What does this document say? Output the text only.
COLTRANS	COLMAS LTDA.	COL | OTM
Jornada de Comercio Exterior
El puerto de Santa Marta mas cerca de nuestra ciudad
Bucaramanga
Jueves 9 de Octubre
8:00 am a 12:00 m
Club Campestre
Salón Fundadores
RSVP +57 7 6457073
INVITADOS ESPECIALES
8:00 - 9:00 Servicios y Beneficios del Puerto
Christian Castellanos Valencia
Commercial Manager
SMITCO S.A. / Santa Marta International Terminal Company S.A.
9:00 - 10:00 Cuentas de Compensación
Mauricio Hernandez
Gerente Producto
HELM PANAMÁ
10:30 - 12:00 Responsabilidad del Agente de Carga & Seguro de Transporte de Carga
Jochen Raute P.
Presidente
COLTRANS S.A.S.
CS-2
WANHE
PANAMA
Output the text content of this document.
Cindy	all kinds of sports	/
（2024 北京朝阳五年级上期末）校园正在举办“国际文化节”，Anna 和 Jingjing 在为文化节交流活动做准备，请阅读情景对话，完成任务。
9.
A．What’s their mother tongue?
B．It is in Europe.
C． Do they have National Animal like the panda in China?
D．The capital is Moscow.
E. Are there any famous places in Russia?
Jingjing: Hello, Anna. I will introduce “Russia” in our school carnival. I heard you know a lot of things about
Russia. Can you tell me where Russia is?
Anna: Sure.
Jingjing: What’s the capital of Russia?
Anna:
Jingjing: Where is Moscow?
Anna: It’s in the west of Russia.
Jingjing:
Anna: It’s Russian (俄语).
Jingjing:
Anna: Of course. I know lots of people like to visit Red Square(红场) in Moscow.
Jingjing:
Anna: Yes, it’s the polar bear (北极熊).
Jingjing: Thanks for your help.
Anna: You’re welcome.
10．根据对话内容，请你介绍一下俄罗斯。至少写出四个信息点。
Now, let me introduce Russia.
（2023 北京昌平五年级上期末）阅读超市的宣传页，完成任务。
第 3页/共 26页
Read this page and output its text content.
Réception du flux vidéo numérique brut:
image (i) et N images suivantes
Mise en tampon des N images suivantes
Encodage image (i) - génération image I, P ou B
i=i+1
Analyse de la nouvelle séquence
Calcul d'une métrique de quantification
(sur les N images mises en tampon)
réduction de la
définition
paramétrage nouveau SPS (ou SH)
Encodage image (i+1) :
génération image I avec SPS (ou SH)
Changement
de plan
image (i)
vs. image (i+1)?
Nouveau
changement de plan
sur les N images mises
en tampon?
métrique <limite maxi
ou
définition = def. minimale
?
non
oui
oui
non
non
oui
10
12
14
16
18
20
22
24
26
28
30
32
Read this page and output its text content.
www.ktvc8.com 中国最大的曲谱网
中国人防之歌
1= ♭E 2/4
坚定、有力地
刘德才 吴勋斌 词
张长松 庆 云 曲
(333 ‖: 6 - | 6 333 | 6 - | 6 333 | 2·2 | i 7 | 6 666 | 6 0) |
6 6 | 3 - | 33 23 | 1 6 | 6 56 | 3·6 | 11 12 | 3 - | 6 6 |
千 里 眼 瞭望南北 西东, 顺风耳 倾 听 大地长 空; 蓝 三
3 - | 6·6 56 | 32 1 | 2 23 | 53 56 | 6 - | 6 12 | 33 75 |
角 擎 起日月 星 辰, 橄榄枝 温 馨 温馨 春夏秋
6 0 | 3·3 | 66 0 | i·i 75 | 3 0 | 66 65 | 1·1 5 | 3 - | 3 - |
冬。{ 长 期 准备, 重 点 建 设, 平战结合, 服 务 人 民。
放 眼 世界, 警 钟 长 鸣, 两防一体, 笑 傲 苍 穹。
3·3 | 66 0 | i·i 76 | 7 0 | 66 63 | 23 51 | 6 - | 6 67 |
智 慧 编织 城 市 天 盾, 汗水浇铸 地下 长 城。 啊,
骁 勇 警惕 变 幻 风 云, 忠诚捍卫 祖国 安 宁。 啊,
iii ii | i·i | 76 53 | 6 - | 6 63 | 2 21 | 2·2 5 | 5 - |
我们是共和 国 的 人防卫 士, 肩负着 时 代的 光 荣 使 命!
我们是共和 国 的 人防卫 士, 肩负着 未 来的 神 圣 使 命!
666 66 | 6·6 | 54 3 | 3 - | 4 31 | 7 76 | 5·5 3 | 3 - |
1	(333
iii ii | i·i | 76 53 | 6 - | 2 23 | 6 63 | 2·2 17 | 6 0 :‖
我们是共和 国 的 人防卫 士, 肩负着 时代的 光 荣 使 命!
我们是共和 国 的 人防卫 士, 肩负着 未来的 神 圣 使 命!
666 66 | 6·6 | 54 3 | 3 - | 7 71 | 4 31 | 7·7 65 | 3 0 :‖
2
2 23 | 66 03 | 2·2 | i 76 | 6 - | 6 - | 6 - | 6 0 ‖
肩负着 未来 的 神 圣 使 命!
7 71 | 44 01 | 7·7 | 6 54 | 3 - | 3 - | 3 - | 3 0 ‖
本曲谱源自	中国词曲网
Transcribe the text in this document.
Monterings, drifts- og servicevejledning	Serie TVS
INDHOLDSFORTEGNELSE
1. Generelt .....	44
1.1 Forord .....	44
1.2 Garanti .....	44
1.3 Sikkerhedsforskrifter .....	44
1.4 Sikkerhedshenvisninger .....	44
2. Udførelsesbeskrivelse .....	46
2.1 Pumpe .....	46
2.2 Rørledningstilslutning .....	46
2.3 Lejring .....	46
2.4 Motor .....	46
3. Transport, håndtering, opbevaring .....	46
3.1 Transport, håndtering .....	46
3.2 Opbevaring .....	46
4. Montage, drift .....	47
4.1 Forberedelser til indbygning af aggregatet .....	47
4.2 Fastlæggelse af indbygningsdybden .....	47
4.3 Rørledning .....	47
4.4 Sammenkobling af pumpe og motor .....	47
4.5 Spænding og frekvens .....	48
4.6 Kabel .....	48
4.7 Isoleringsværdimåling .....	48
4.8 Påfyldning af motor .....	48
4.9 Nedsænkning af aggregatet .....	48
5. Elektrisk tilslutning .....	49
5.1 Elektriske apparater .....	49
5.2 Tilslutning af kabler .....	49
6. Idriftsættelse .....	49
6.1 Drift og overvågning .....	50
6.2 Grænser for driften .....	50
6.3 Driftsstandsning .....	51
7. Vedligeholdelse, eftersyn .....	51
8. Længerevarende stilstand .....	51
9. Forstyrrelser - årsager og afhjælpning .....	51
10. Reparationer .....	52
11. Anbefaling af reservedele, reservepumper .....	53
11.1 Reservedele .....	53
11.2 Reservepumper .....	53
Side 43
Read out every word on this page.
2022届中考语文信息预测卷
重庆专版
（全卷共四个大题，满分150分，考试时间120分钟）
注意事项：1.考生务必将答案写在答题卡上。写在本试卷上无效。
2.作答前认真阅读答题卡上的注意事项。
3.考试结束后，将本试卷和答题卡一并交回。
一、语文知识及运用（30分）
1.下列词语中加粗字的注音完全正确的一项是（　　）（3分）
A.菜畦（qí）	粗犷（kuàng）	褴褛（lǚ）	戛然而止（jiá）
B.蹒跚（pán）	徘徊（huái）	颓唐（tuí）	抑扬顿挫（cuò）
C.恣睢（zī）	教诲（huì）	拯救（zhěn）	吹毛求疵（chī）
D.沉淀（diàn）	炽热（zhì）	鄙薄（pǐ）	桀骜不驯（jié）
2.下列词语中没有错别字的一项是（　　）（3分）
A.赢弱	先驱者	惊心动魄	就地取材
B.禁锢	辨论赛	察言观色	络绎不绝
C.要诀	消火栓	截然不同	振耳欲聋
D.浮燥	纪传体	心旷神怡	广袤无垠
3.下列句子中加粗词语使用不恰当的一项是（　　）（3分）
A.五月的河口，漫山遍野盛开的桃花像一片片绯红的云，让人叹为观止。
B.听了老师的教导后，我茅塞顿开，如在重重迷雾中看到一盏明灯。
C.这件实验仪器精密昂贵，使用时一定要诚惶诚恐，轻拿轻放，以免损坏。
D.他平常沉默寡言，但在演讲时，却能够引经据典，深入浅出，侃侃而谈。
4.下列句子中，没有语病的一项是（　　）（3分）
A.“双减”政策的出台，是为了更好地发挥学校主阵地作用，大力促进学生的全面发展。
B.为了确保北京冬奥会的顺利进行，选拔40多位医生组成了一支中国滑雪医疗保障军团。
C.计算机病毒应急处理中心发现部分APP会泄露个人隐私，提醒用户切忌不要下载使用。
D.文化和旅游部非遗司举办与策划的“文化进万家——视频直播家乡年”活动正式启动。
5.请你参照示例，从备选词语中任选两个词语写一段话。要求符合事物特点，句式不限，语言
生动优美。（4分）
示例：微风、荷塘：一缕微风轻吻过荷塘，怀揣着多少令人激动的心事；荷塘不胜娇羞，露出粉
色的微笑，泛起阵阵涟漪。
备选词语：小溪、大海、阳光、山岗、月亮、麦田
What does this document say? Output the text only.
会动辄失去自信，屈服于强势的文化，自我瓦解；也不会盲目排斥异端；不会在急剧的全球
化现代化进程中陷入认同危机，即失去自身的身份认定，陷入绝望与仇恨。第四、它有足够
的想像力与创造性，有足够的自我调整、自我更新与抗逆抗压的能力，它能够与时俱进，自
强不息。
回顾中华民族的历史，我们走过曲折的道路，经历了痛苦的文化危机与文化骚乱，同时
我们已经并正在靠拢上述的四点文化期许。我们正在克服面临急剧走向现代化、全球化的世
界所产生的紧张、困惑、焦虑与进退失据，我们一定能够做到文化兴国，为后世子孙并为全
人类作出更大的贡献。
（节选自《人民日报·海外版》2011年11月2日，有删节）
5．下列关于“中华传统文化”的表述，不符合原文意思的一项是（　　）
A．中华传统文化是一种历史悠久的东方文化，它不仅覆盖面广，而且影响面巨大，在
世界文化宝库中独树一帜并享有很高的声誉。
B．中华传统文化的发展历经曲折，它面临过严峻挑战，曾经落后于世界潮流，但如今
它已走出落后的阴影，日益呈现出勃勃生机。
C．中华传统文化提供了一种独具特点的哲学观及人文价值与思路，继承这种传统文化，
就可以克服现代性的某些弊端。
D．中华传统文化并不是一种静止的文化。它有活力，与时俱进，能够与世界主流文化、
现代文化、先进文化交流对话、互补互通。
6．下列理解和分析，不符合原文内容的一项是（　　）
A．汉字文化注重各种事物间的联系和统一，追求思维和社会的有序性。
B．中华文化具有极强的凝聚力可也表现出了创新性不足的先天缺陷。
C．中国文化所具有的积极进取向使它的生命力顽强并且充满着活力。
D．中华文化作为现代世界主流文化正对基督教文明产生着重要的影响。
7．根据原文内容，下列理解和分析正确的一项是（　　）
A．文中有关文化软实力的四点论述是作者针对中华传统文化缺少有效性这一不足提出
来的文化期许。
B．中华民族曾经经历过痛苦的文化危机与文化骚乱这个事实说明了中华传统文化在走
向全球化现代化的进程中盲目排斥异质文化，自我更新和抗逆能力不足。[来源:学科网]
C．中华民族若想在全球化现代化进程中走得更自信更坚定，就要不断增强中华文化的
____________
Task -> Report how many lines of the listing hold the string "this", giving only the number.

Final answer -> 7